Your task is to transcribe the data in full.
— START —
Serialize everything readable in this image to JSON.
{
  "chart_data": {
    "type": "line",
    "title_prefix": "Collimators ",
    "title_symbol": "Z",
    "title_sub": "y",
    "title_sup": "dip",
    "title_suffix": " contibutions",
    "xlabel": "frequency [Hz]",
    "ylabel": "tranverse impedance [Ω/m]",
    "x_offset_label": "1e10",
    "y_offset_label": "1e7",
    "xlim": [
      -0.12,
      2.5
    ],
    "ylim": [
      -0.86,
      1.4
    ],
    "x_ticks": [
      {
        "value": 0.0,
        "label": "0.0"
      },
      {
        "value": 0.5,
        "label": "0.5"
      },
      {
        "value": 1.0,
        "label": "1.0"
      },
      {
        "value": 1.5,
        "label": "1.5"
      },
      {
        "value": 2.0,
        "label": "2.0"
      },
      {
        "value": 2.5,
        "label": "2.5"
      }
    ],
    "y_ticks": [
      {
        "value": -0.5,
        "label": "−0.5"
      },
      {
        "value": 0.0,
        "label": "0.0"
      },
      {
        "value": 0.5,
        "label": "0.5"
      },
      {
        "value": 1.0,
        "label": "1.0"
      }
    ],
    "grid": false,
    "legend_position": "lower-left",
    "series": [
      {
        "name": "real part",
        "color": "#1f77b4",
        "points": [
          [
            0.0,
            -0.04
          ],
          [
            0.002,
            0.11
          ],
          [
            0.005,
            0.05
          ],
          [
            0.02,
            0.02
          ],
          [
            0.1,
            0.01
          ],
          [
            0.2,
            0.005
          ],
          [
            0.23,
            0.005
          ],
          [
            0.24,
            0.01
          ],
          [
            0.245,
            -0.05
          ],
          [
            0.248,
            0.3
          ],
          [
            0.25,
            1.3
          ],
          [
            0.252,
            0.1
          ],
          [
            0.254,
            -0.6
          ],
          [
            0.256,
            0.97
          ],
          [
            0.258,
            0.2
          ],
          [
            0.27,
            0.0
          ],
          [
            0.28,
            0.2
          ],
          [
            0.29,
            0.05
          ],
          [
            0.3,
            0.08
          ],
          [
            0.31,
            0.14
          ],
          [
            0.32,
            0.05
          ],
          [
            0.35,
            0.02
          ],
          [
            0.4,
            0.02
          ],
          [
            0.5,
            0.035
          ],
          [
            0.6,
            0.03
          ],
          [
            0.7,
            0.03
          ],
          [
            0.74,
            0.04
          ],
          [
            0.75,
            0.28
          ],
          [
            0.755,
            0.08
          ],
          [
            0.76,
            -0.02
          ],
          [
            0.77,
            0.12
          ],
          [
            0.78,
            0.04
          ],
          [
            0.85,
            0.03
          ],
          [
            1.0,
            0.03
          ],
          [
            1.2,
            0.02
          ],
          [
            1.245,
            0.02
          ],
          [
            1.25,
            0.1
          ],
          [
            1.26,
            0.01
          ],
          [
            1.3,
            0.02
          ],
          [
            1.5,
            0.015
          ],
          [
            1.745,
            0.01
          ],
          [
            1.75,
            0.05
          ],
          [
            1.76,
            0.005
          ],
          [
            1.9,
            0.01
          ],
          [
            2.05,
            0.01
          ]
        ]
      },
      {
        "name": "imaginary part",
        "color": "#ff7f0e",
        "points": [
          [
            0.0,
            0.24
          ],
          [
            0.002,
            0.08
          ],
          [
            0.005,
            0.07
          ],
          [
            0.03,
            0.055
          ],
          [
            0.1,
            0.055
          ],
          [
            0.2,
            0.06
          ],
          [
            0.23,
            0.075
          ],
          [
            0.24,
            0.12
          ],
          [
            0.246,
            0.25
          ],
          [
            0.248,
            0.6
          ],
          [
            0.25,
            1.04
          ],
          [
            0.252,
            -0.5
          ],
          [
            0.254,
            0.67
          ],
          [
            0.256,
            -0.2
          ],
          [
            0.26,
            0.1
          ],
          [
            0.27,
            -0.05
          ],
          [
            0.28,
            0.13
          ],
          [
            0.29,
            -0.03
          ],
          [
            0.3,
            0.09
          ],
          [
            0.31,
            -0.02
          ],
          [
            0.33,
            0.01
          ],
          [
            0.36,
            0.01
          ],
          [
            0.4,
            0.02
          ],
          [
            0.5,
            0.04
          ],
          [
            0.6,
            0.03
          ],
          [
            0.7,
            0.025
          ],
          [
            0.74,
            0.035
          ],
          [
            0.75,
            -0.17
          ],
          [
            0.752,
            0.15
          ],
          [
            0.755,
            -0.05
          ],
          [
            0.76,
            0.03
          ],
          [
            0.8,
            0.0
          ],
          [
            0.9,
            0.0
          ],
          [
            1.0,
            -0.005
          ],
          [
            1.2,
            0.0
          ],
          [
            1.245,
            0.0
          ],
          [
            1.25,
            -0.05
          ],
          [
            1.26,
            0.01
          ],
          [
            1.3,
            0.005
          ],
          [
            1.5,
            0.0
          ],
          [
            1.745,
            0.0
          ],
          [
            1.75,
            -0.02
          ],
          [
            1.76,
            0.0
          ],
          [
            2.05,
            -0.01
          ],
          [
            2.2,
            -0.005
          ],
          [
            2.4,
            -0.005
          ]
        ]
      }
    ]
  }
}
— END —
■ Answer to the task
Serialize everything readable in this image to JSON.
{
  "chart_data": {
    "type": "line",
    "title_prefix": "Collimators ",
    "title_symbol": "Z",
    "title_sub": "y",
    "title_sup": "dip",
    "title_suffix": " contibutions",
    "xlabel": "frequency [Hz]",
    "ylabel": "tranverse impedance [Ω/m]",
    "x_offset_label": "1e10",
    "y_offset_label": "1e7",
    "xlim": [
      -0.12,
      2.5
    ],
    "ylim": [
      -0.86,
      1.4
    ],
    "x_ticks": [
      {
        "value": 0.0,
        "label": "0.0"
      },
      {
        "value": 0.5,
        "label": "0.5"
      },
      {
        "value": 1.0,
        "label": "1.0"
      },
      {
        "value": 1.5,
        "label": "1.5"
      },
      {
        "value": 2.0,
        "label": "2.0"
      },
      {
        "value": 2.5,
        "label": "2.5"
      }
    ],
    "y_ticks": [
      {
        "value": -0.5,
        "label": "−0.5"
      },
      {
        "value": 0.0,
        "label": "0.0"
      },
      {
        "value": 0.5,
        "label": "0.5"
      },
      {
        "value": 1.0,
        "label": "1.0"
      }
    ],
    "grid": false,
    "legend_position": "lower-left",
    "series": [
      {
        "name": "real part",
        "color": "#1f77b4",
        "points": [
          [
            0.0,
            -0.04
          ],
          [
            0.002,
            0.11
          ],
          [
            0.005,
            0.05
          ],
          [
            0.02,
            0.02
          ],
          [
            0.1,
            0.01
          ],
          [
            0.2,
            0.005
          ],
          [
            0.23,
            0.005
          ],
          [
            0.24,
            0.01
          ],
          [
            0.245,
            -0.05
          ],
          [
            0.248,
            0.3
          ],
          [
            0.25,
            1.3
          ],
          [
            0.252,
            0.1
          ],
          [
            0.254,
            -0.6
          ],
          [
            0.256,
            0.97
          ],
          [
            0.258,
            0.2
          ],
          [
            0.27,
            0.0
          ],
          [
            0.28,
            0.2
          ],
          [
            0.29,
            0.05
          ],
          [
            0.3,
            0.08
          ],
          [
            0.31,
            0.14
          ],
          [
            0.32,
            0.05
          ],
          [
            0.35,
            0.02
          ],
          [
            0.4,
            0.02
          ],
          [
            0.5,
            0.035
          ],
          [
            0.6,
            0.03
          ],
          [
            0.7,
            0.03
          ],
          [
            0.74,
            0.04
          ],
          [
            0.75,
            0.28
          ],
          [
            0.755,
            0.08
          ],
          [
            0.76,
            -0.02
          ],
          [
            0.77,
            0.12
          ],
          [
            0.78,
            0.04
          ],
          [
            0.85,
            0.03
          ],
          [
            1.0,
            0.03
          ],
          [
            1.2,
            0.02
          ],
          [
            1.245,
            0.02
          ],
          [
            1.25,
            0.1
          ],
          [
            1.26,
            0.01
          ],
          [
            1.3,
            0.02
          ],
          [
            1.5,
            0.015
          ],
          [
            1.745,
            0.01
          ],
          [
            1.75,
            0.05
          ],
          [
            1.76,
            0.005
          ],
          [
            1.9,
            0.01
          ],
          [
            2.05,
            0.01
          ]
        ]
      },
      {
        "name": "imaginary part",
        "color": "#ff7f0e",
        "points": [
          [
            0.0,
            0.24
          ],
          [
            0.002,
            0.08
          ],
          [
            0.005,
            0.07
          ],
          [
            0.03,
            0.055
          ],
          [
            0.1,
            0.055
          ],
          [
            0.2,
            0.06
          ],
          [
            0.23,
            0.075
          ],
          [
            0.24,
            0.12
          ],
          [
            0.246,
            0.25
          ],
          [
            0.248,
            0.6
          ],
          [
            0.25,
            1.04
          ],
          [
            0.252,
            -0.5
          ],
          [
            0.254,
            0.67
          ],
          [
            0.256,
            -0.2
          ],
          [
            0.26,
            0.1
          ],
          [
            0.27,
            -0.05
          ],
          [
            0.28,
            0.13
          ],
          [
            0.29,
            -0.03
          ],
          [
            0.3,
            0.09
          ],
          [
            0.31,
            -0.02
          ],
          [
            0.33,
            0.01
          ],
          [
            0.36,
            0.01
          ],
          [
            0.4,
            0.02
          ],
          [
            0.5,
            0.04
          ],
          [
            0.6,
            0.03
          ],
          [
            0.7,
            0.025
          ],
          [
            0.74,
            0.035
          ],
          [
            0.75,
            -0.17
          ],
          [
            0.752,
            0.15
          ],
          [
            0.755,
            -0.05
          ],
          [
            0.76,
            0.03
          ],
          [
            0.8,
            0.0
          ],
          [
            0.9,
            0.0
          ],
          [
            1.0,
            -0.005
          ],
          [
            1.2,
            0.0
          ],
          [
            1.245,
            0.0
          ],
          [
            1.25,
            -0.05
          ],
          [
            1.26,
            0.01
          ],
          [
            1.3,
            0.005
          ],
          [
            1.5,
            0.0
          ],
          [
            1.745,
            0.0
          ],
          [
            1.75,
            -0.02
          ],
          [
            1.76,
            0.0
          ],
          [
            2.05,
            -0.01
          ],
          [
            2.2,
            -0.005
          ],
          [
            2.4,
            -0.005
          ]
        ]
      }
    ]
  }
}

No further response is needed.